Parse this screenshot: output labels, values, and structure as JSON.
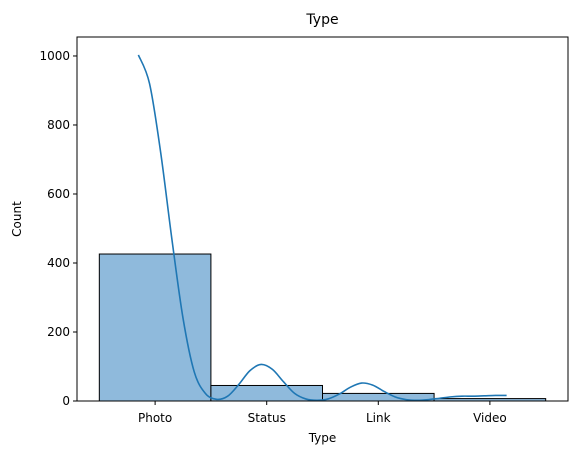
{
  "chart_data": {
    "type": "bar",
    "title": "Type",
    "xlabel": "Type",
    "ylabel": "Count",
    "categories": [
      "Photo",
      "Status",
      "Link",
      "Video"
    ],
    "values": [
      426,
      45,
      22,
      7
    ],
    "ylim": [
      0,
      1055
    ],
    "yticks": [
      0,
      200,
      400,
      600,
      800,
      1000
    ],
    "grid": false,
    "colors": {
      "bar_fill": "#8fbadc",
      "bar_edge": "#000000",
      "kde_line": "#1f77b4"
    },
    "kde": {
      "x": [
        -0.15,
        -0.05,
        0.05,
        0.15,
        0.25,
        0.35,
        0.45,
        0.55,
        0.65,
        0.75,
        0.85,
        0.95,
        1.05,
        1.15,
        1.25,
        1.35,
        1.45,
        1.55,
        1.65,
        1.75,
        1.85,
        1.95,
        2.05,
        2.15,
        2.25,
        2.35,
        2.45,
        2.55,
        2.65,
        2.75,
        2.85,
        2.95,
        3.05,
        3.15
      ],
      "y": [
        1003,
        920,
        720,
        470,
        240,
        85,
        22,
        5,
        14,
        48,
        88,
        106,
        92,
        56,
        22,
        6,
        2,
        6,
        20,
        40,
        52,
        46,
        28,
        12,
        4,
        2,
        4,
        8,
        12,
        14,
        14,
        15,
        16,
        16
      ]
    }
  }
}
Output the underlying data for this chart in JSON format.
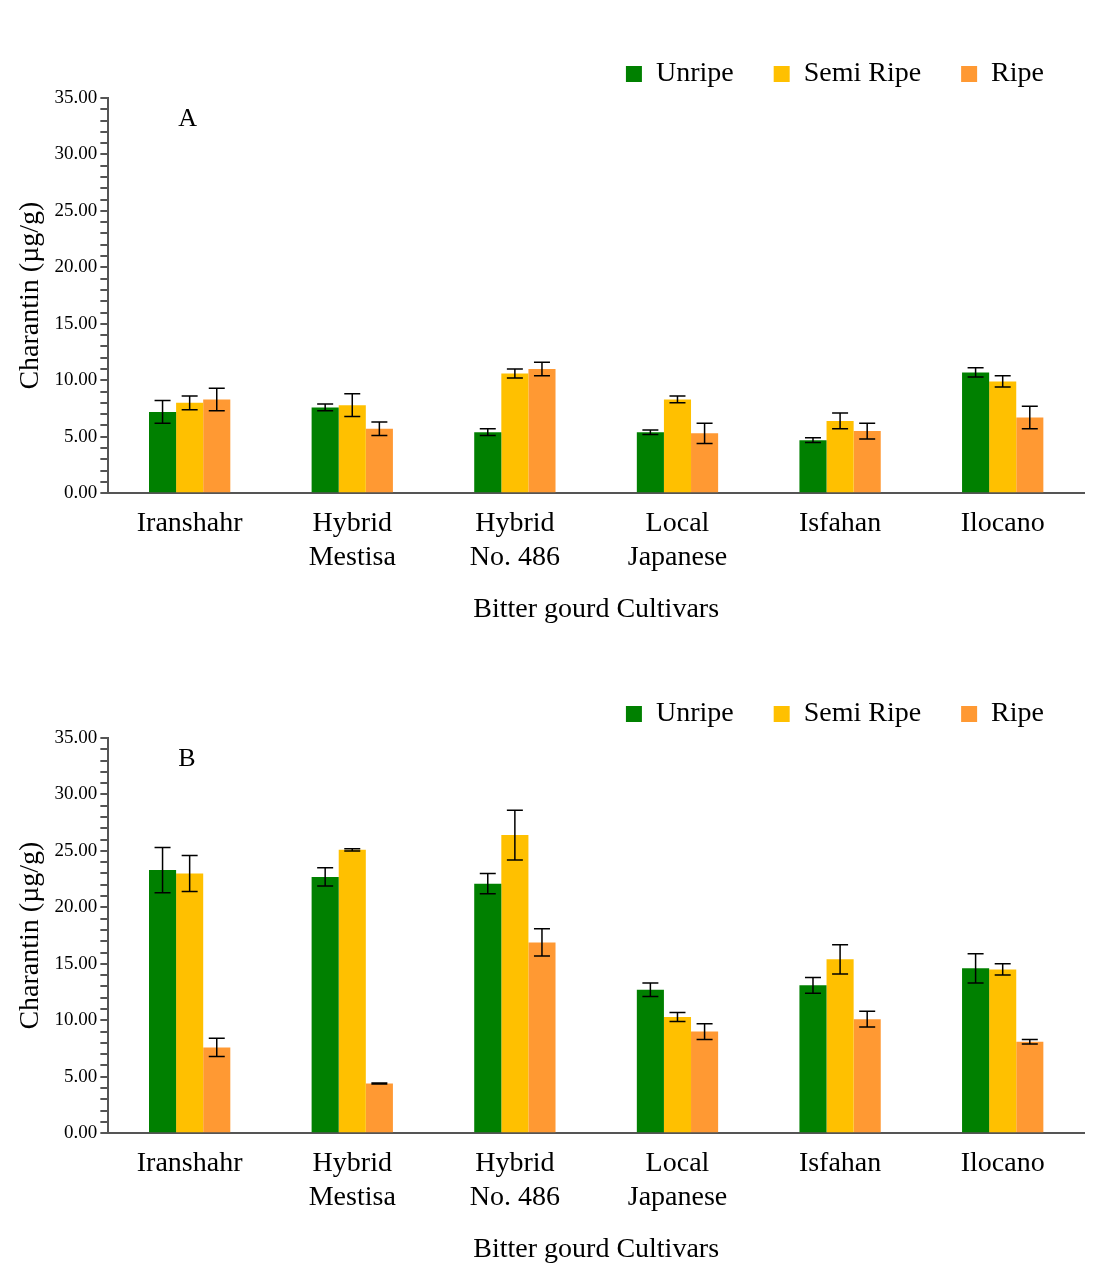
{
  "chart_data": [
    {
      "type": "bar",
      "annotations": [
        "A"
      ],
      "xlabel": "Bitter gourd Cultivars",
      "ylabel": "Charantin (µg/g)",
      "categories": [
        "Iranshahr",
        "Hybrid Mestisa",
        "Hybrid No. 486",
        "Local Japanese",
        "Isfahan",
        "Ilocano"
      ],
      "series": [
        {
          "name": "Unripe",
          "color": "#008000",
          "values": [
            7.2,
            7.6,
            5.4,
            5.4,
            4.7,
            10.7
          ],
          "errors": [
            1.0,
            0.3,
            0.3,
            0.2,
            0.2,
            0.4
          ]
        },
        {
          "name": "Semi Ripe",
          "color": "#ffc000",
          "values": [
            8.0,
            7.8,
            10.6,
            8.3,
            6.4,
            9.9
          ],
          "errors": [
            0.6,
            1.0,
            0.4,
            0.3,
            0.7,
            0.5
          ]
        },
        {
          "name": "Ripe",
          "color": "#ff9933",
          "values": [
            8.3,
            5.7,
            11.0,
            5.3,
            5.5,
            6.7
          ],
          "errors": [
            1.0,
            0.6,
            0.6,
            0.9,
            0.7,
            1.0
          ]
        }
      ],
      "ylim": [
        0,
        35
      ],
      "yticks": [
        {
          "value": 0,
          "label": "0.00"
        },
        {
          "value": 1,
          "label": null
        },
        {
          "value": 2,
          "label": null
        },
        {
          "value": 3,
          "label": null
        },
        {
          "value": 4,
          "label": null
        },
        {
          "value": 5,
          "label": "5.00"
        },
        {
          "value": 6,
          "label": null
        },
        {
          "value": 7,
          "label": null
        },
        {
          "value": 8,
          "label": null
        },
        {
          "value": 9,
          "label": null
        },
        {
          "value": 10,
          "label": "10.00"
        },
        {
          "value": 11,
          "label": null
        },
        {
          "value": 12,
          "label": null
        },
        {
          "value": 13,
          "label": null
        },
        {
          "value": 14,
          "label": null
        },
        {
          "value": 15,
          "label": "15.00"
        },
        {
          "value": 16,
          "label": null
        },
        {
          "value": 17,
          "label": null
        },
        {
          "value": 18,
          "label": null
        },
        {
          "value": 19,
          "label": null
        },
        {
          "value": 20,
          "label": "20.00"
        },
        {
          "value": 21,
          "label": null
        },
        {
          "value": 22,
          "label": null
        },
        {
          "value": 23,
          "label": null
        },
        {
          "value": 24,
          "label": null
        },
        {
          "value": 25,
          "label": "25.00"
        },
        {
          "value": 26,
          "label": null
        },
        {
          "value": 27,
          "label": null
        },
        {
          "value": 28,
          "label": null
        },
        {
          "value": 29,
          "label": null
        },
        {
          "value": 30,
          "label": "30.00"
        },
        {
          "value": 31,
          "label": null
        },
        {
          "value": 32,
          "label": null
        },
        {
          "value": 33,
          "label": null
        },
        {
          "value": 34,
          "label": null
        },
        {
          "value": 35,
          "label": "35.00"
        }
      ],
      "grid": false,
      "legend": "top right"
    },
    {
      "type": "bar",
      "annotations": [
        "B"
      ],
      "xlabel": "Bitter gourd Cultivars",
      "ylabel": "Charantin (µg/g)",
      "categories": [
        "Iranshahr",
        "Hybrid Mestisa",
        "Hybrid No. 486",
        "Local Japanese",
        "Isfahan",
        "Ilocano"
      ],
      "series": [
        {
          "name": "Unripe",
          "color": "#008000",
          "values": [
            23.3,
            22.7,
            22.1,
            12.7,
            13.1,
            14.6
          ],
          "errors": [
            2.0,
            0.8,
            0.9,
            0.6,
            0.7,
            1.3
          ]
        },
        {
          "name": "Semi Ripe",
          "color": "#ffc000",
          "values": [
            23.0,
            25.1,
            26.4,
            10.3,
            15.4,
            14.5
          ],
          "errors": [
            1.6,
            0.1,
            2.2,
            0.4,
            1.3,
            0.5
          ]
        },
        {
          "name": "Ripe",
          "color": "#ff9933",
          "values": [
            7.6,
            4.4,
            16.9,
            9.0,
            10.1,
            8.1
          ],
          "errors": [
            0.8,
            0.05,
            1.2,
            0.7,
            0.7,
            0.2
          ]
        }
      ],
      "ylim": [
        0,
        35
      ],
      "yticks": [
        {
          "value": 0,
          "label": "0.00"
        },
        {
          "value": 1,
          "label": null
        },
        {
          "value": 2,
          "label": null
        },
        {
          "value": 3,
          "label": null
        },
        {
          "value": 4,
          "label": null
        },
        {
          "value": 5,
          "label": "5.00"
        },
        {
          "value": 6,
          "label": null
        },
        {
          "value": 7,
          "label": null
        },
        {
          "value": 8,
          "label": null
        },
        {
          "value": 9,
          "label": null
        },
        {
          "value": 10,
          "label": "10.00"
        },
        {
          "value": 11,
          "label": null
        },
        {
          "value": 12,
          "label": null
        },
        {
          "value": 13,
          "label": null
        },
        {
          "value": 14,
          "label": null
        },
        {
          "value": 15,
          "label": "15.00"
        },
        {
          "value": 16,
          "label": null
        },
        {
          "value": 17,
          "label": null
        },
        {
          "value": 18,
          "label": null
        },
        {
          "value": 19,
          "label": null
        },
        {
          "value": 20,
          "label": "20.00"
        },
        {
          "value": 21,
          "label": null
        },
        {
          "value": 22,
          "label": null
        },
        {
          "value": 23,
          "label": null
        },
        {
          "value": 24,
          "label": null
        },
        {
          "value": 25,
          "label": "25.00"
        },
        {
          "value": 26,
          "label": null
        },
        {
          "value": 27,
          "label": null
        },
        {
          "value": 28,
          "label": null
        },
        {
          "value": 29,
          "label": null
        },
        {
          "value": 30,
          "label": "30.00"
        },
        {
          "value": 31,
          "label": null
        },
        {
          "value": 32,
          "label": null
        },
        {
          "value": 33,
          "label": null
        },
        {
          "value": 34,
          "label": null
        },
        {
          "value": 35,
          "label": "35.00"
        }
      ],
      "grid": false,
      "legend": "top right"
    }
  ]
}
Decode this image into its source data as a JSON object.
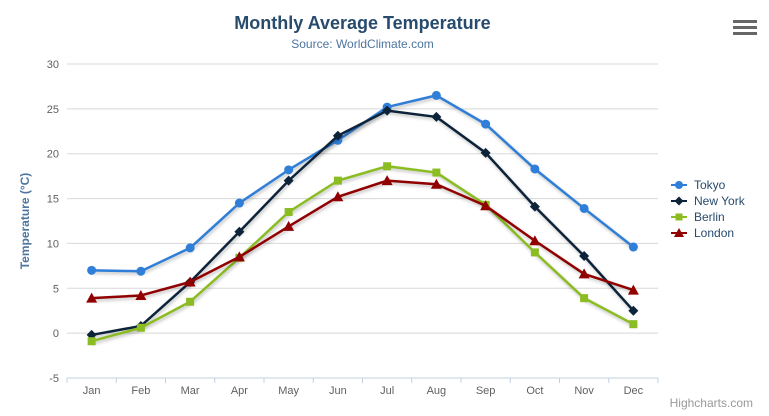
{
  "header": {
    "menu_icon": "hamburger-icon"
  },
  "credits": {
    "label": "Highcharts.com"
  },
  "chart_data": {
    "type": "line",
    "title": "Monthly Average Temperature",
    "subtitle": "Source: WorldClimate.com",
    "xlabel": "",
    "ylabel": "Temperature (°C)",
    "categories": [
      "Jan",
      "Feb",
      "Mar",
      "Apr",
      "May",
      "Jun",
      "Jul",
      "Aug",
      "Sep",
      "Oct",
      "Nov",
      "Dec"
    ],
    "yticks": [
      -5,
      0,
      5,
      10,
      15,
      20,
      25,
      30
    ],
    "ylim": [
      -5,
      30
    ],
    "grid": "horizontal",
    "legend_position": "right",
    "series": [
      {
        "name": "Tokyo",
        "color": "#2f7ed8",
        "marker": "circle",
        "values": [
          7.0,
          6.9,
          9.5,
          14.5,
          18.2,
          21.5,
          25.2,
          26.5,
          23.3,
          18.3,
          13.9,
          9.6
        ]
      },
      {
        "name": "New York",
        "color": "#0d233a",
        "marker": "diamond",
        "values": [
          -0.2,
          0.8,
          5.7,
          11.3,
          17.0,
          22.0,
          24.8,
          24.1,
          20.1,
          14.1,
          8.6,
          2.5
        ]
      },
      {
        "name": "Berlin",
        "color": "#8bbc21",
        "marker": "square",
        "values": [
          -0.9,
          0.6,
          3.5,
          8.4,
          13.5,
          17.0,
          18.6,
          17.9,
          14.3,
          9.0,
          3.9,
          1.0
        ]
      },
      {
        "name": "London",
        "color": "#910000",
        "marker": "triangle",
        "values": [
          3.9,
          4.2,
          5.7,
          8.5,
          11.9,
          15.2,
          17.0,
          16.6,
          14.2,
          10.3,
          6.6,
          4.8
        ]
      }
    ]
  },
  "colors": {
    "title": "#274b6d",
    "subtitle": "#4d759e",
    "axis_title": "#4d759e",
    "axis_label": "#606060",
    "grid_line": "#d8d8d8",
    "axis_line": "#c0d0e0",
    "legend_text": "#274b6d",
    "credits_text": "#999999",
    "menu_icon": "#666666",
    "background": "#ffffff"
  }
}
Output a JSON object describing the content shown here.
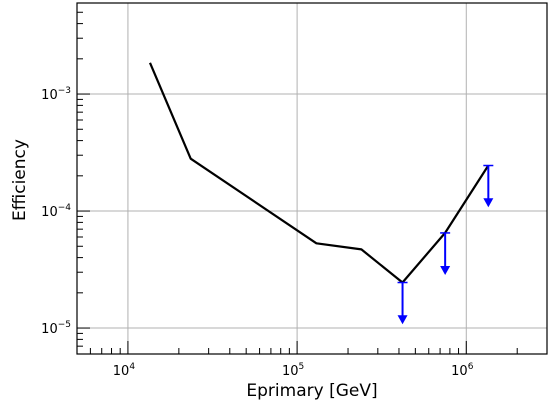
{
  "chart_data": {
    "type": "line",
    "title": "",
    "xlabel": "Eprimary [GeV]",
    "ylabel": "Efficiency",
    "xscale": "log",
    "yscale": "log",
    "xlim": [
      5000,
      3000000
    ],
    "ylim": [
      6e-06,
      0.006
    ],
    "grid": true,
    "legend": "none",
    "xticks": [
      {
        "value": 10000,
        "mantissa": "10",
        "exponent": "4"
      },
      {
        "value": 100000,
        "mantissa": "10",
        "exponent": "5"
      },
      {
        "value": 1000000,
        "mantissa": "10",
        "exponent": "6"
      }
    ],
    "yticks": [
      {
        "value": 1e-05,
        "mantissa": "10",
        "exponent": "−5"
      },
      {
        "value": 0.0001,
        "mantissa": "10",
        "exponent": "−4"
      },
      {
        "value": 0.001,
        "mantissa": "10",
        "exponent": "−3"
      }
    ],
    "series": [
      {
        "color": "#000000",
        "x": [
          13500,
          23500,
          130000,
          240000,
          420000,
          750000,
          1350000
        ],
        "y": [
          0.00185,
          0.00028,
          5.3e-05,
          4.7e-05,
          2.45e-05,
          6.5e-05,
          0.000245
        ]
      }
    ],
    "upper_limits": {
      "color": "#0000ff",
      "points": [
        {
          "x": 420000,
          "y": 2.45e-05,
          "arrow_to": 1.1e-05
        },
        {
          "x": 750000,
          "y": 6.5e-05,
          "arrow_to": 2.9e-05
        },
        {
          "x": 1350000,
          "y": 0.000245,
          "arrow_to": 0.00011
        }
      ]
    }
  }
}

Directions for this task -
Lines that include the word "ylabel" are to be extracted from the data above.

Exercise response -
    "ylabel": "Count",
      "ylabel": "Charantin (µg/g)",
      "ylabel": "Charantin (µg/g)",
    "ylabel": "Temperature (°C)",
    "ylabel": "Efficiency",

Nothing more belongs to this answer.